• GOAL: How many lines hold the string "ABCD"? Give only the number.

• TASK MATERIAL:
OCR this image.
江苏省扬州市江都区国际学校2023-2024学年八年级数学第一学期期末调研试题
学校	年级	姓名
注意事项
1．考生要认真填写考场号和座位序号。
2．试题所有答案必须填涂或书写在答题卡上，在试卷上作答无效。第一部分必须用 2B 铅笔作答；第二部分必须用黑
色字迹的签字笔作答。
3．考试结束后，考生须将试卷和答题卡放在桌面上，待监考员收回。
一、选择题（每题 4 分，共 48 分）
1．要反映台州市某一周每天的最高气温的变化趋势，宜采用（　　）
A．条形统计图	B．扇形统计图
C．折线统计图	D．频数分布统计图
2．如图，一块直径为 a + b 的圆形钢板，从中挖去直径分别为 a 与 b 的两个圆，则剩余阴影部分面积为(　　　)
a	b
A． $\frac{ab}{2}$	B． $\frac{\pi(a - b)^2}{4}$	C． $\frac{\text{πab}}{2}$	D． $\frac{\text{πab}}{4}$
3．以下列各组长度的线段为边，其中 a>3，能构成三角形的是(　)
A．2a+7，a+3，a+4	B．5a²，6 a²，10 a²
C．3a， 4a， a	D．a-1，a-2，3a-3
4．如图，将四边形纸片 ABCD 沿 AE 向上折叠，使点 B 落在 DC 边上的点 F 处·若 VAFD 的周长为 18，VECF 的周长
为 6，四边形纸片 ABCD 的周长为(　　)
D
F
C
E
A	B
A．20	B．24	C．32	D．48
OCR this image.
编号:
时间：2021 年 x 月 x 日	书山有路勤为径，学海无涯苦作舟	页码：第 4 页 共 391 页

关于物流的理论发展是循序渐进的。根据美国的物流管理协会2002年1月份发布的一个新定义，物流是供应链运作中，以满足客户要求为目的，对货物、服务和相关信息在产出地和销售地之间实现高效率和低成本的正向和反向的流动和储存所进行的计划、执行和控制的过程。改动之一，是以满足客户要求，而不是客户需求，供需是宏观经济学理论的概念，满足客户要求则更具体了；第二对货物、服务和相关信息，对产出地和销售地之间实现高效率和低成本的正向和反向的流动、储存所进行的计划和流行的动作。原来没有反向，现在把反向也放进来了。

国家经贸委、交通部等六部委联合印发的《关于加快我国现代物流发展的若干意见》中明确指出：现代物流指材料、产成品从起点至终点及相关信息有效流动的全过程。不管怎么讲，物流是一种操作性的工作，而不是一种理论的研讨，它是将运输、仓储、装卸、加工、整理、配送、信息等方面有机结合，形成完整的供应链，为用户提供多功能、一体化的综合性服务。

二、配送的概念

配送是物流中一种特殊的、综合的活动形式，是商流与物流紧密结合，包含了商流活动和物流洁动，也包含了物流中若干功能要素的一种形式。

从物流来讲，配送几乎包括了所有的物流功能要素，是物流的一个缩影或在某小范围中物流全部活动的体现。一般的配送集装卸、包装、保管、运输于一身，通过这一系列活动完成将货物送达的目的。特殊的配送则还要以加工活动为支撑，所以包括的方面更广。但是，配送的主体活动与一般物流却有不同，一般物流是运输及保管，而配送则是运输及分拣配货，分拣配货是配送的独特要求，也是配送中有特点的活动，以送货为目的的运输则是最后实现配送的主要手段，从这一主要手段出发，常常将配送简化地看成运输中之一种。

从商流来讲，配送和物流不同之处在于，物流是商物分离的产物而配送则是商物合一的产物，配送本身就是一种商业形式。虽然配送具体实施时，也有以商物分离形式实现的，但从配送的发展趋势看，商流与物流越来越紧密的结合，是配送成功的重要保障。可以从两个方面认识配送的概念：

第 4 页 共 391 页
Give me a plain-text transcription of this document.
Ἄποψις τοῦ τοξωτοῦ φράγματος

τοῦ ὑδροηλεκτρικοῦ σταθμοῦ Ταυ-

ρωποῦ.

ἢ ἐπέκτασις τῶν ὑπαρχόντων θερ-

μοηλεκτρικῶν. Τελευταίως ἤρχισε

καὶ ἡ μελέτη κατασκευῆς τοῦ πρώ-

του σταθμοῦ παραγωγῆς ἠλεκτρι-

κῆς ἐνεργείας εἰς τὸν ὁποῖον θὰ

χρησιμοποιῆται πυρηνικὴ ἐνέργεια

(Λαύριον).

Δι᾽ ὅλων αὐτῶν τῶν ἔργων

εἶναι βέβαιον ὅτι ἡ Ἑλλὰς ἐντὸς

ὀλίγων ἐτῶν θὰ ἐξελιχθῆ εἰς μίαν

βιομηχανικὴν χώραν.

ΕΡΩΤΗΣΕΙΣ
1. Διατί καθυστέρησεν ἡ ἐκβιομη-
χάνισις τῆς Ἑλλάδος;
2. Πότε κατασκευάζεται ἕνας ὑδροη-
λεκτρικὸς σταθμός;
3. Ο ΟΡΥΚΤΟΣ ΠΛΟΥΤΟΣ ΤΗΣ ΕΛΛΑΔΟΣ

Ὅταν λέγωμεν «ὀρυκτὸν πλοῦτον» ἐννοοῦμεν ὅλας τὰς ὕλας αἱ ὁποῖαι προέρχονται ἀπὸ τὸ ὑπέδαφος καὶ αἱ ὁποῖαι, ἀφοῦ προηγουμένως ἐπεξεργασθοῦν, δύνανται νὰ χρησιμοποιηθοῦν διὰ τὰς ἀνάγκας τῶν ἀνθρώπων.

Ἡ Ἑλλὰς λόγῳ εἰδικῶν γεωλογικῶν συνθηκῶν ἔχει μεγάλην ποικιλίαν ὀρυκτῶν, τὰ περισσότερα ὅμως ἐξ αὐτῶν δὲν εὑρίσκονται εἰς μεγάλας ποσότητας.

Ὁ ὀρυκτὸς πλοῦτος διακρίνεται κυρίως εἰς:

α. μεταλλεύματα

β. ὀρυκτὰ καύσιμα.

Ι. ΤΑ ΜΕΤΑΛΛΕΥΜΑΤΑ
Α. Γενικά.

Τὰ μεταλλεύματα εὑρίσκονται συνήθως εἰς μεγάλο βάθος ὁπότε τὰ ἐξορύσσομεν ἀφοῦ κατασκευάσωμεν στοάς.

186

• TASK RESULT: 2